▶ [TASK PROMPT] Identify each line below that contains the word "Transpiration", and copy it out.

▶ [MATERIAL FOR THIS TASK]
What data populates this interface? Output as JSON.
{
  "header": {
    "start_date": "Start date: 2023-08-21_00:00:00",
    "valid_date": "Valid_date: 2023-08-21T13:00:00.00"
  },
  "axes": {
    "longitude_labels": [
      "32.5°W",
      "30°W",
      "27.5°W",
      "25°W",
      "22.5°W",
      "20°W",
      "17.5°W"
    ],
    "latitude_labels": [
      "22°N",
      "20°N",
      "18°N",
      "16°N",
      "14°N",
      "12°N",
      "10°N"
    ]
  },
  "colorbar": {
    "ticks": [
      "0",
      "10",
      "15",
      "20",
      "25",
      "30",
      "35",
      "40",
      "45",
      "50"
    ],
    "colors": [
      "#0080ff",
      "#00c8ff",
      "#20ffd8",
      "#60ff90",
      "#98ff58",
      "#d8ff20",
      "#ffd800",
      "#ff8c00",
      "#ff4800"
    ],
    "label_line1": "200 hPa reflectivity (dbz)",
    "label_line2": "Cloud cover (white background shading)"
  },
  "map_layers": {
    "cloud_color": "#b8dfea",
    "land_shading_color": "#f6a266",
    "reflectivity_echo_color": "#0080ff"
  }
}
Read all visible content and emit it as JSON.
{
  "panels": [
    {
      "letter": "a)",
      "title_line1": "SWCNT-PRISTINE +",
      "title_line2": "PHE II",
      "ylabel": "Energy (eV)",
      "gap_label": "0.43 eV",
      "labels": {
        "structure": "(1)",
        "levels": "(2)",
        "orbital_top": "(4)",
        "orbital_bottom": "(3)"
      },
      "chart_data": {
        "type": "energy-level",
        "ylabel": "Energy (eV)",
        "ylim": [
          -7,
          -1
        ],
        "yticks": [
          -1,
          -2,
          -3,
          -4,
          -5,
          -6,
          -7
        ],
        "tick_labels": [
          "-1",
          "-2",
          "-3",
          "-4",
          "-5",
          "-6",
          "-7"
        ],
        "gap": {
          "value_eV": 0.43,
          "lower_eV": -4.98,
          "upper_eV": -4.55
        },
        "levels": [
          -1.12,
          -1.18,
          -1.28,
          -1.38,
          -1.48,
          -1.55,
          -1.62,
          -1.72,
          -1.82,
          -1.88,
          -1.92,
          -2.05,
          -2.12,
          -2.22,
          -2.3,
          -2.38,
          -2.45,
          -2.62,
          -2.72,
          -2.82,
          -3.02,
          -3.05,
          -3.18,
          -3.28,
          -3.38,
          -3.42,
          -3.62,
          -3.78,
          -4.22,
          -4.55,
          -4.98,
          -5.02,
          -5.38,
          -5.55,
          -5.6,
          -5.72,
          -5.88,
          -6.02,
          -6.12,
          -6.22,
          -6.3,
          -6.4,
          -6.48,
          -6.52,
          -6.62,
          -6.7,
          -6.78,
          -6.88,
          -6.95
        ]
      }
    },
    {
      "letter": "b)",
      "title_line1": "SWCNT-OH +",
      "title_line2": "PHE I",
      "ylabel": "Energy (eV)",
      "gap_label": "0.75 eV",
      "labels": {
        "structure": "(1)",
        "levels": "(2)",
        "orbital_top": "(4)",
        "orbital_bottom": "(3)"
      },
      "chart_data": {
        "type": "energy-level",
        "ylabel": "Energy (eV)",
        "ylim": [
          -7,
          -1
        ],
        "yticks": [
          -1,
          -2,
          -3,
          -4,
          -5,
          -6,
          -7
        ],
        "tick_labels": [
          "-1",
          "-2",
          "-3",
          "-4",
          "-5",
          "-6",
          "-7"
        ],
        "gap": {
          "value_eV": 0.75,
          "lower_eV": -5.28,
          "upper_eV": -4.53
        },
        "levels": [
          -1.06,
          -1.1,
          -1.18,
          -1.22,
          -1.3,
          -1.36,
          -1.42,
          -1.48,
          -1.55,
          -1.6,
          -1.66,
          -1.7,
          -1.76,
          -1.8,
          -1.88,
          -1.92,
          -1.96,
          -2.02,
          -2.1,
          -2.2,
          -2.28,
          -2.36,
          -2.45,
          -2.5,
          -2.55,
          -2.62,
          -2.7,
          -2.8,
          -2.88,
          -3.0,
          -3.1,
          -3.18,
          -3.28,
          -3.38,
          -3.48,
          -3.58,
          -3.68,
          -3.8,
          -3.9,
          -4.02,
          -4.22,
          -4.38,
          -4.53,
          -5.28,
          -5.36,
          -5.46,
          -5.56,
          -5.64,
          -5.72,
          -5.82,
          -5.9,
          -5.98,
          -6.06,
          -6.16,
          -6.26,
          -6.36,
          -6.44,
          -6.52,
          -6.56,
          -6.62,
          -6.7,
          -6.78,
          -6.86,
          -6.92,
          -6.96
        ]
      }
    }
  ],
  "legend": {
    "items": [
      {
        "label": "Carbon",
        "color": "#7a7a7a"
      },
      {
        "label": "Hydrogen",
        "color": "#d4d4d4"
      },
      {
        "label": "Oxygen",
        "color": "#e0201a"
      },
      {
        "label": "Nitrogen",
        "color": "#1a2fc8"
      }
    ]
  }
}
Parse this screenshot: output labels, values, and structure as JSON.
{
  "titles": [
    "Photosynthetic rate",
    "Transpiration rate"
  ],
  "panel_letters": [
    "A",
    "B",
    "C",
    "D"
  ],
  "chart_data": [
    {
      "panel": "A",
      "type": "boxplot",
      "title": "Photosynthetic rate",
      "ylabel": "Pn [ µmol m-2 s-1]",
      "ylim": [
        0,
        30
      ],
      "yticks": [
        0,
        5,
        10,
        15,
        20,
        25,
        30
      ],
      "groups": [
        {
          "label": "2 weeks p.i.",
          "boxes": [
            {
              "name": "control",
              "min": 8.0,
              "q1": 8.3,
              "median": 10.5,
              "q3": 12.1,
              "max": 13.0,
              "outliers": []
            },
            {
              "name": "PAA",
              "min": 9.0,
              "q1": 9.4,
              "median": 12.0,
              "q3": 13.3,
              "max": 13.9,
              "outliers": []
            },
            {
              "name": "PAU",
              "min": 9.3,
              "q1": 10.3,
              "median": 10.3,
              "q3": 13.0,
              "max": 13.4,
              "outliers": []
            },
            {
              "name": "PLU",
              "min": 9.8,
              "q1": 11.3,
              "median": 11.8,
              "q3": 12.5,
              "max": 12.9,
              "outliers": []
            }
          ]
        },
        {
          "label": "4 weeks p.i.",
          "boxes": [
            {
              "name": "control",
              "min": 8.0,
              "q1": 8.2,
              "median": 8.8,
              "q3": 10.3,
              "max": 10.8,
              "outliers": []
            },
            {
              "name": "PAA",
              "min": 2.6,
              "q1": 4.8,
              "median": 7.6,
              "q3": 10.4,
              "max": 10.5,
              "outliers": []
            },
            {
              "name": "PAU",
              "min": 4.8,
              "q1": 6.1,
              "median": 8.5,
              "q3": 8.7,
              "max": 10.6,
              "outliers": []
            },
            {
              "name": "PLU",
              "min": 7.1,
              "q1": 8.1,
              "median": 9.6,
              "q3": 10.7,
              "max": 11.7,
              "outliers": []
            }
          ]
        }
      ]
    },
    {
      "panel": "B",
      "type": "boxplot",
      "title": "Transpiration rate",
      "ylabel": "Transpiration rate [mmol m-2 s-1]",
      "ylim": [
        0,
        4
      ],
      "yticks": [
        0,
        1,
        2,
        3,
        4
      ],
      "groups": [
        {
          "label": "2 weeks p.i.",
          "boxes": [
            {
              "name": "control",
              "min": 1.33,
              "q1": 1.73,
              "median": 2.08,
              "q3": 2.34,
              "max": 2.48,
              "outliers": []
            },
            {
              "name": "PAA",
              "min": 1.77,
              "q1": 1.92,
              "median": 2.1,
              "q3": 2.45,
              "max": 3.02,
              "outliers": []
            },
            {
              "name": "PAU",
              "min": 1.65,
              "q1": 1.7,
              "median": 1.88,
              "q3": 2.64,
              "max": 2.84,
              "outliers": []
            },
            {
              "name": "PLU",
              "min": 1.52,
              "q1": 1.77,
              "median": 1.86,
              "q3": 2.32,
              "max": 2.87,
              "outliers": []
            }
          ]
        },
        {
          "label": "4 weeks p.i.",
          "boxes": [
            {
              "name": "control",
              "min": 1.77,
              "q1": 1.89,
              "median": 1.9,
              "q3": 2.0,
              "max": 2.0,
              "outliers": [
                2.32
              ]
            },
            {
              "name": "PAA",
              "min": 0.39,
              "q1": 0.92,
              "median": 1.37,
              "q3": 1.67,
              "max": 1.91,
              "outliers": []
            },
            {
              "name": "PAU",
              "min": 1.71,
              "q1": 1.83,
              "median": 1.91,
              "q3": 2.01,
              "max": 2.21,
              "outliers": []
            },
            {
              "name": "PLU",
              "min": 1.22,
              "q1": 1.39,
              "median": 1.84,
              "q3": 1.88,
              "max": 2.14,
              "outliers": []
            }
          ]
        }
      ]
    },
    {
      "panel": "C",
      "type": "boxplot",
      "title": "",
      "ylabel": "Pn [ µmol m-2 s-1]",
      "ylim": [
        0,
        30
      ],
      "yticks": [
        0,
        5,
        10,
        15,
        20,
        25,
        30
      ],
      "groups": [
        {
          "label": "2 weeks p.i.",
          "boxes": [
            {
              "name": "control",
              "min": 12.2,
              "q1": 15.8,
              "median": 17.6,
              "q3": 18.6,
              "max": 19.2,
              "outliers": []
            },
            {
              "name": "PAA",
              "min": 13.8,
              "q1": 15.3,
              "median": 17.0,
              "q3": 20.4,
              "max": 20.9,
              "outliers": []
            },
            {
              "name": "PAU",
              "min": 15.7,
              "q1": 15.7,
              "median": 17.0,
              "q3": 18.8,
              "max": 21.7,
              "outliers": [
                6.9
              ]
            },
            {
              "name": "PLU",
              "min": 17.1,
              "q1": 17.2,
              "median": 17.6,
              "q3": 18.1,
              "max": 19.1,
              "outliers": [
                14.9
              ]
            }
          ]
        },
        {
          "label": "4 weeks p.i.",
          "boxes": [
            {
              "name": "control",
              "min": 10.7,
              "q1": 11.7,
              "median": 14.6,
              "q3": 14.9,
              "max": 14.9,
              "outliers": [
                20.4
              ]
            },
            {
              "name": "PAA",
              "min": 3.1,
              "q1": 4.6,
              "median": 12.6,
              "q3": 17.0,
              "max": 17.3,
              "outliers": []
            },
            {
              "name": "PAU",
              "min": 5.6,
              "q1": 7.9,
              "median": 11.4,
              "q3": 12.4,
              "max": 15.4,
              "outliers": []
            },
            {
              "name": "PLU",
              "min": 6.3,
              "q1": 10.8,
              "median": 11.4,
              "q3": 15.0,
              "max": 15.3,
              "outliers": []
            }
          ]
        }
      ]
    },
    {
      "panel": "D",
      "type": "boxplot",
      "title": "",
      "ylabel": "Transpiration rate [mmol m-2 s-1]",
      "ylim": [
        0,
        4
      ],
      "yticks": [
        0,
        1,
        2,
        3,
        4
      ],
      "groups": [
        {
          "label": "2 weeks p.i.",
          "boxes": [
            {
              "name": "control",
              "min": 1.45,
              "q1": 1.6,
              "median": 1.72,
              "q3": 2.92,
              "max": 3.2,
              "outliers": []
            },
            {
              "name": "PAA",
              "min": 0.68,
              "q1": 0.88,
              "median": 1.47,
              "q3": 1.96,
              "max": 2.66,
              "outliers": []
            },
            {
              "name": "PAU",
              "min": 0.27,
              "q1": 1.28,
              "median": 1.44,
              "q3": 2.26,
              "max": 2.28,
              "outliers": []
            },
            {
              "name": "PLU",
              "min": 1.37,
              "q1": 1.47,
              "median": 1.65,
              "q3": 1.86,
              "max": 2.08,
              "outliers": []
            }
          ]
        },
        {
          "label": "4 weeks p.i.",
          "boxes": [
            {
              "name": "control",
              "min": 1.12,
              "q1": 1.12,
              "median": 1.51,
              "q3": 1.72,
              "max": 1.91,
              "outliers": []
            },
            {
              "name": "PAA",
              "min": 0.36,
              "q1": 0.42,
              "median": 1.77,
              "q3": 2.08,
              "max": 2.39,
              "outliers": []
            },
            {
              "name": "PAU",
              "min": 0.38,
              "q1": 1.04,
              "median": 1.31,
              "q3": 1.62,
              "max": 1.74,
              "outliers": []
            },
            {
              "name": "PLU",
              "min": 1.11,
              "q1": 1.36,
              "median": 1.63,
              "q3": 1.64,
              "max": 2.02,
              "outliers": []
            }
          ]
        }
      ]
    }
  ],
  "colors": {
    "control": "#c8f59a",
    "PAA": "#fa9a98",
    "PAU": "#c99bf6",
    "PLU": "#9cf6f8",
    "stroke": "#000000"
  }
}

▶ [SOLUTION]
    "Transpiration rate"
      "title": "Transpiration rate",
      "ylabel": "Transpiration rate [mmol m-2 s-1]",
      "ylabel": "Transpiration rate [mmol m-2 s-1]",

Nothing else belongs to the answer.